**INSTRUCTIONS FOR THE TASK**
Pictures in the data below are not part of the copy; transcribe everything else exactly.

**RECORDS**

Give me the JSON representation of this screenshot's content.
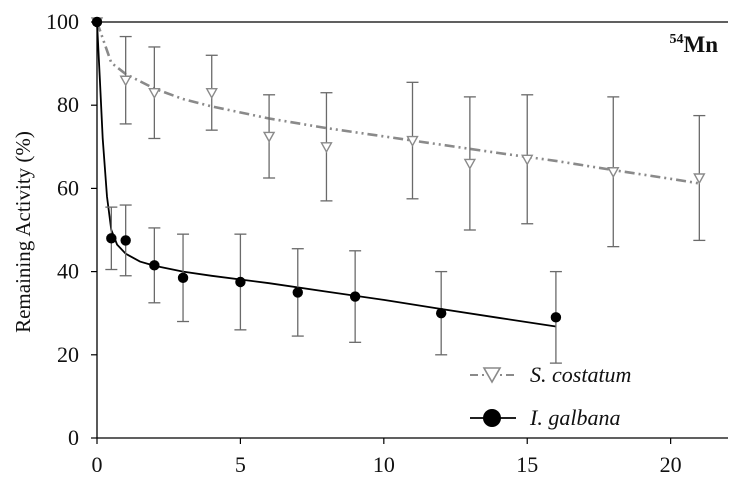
{
  "chart_data": {
    "type": "scatter",
    "title": "",
    "annotation": {
      "sup": "54",
      "text": "Mn"
    },
    "xlabel": "",
    "ylabel": "Remaining Activity (%)",
    "xlim": [
      0,
      22
    ],
    "ylim": [
      0,
      100
    ],
    "x_ticks": [
      0,
      5,
      10,
      15,
      20
    ],
    "y_ticks": [
      0,
      20,
      40,
      60,
      80,
      100
    ],
    "grid": false,
    "legend_position": "bottom-right",
    "series": [
      {
        "name": "S. costatum",
        "marker": "triangle-down-open",
        "color": "#8a8a8a",
        "x": [
          0,
          1,
          2,
          4,
          6,
          8,
          11,
          13,
          15,
          18,
          21
        ],
        "y": [
          100,
          86,
          83,
          83,
          72.5,
          70,
          71.5,
          66,
          67,
          64,
          62.5
        ],
        "err": [
          0,
          10.5,
          11,
          9,
          10,
          13,
          14,
          16,
          15.5,
          18,
          15
        ],
        "fit": [
          [
            0,
            100
          ],
          [
            0.5,
            90.2
          ],
          [
            1,
            87.5
          ],
          [
            2,
            84
          ],
          [
            3,
            81.5
          ],
          [
            4,
            79.7
          ],
          [
            6,
            76.8
          ],
          [
            8,
            74.5
          ],
          [
            10,
            72.5
          ],
          [
            12,
            70.5
          ],
          [
            14,
            68.5
          ],
          [
            16,
            66.6
          ],
          [
            18,
            64.4
          ],
          [
            20,
            62.3
          ],
          [
            21,
            61.2
          ]
        ]
      },
      {
        "name": "I. galbana",
        "marker": "circle-filled",
        "color": "#000000",
        "x": [
          0,
          0.5,
          1,
          2,
          3,
          5,
          7,
          9,
          12,
          16
        ],
        "y": [
          100,
          48,
          47.5,
          41.5,
          38.5,
          37.5,
          35,
          34,
          30,
          29
        ],
        "err": [
          0,
          7.5,
          8.5,
          9,
          10.5,
          11.5,
          10.5,
          11,
          10,
          11
        ],
        "fit": [
          [
            0,
            100
          ],
          [
            0.1,
            86
          ],
          [
            0.2,
            72
          ],
          [
            0.35,
            58
          ],
          [
            0.5,
            50
          ],
          [
            0.7,
            46.5
          ],
          [
            1,
            44.3
          ],
          [
            1.5,
            42.4
          ],
          [
            2,
            41.4
          ],
          [
            3,
            40
          ],
          [
            4,
            39
          ],
          [
            6,
            37.2
          ],
          [
            8,
            35.2
          ],
          [
            10,
            33.2
          ],
          [
            12,
            31
          ],
          [
            14,
            28.9
          ],
          [
            16,
            26.8
          ]
        ]
      }
    ]
  }
}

**THE RESULT**
Give me the JSON representation of this screenshot's content.
{
  "chart_data": {
    "type": "scatter",
    "title": "",
    "annotation": {
      "sup": "54",
      "text": "Mn"
    },
    "xlabel": "",
    "ylabel": "Remaining Activity (%)",
    "xlim": [
      0,
      22
    ],
    "ylim": [
      0,
      100
    ],
    "x_ticks": [
      0,
      5,
      10,
      15,
      20
    ],
    "y_ticks": [
      0,
      20,
      40,
      60,
      80,
      100
    ],
    "grid": false,
    "legend_position": "bottom-right",
    "series": [
      {
        "name": "S. costatum",
        "marker": "triangle-down-open",
        "color": "#8a8a8a",
        "x": [
          0,
          1,
          2,
          4,
          6,
          8,
          11,
          13,
          15,
          18,
          21
        ],
        "y": [
          100,
          86,
          83,
          83,
          72.5,
          70,
          71.5,
          66,
          67,
          64,
          62.5
        ],
        "err": [
          0,
          10.5,
          11,
          9,
          10,
          13,
          14,
          16,
          15.5,
          18,
          15
        ],
        "fit": [
          [
            0,
            100
          ],
          [
            0.5,
            90.2
          ],
          [
            1,
            87.5
          ],
          [
            2,
            84
          ],
          [
            3,
            81.5
          ],
          [
            4,
            79.7
          ],
          [
            6,
            76.8
          ],
          [
            8,
            74.5
          ],
          [
            10,
            72.5
          ],
          [
            12,
            70.5
          ],
          [
            14,
            68.5
          ],
          [
            16,
            66.6
          ],
          [
            18,
            64.4
          ],
          [
            20,
            62.3
          ],
          [
            21,
            61.2
          ]
        ]
      },
      {
        "name": "I. galbana",
        "marker": "circle-filled",
        "color": "#000000",
        "x": [
          0,
          0.5,
          1,
          2,
          3,
          5,
          7,
          9,
          12,
          16
        ],
        "y": [
          100,
          48,
          47.5,
          41.5,
          38.5,
          37.5,
          35,
          34,
          30,
          29
        ],
        "err": [
          0,
          7.5,
          8.5,
          9,
          10.5,
          11.5,
          10.5,
          11,
          10,
          11
        ],
        "fit": [
          [
            0,
            100
          ],
          [
            0.1,
            86
          ],
          [
            0.2,
            72
          ],
          [
            0.35,
            58
          ],
          [
            0.5,
            50
          ],
          [
            0.7,
            46.5
          ],
          [
            1,
            44.3
          ],
          [
            1.5,
            42.4
          ],
          [
            2,
            41.4
          ],
          [
            3,
            40
          ],
          [
            4,
            39
          ],
          [
            6,
            37.2
          ],
          [
            8,
            35.2
          ],
          [
            10,
            33.2
          ],
          [
            12,
            31
          ],
          [
            14,
            28.9
          ],
          [
            16,
            26.8
          ]
        ]
      }
    ]
  }
}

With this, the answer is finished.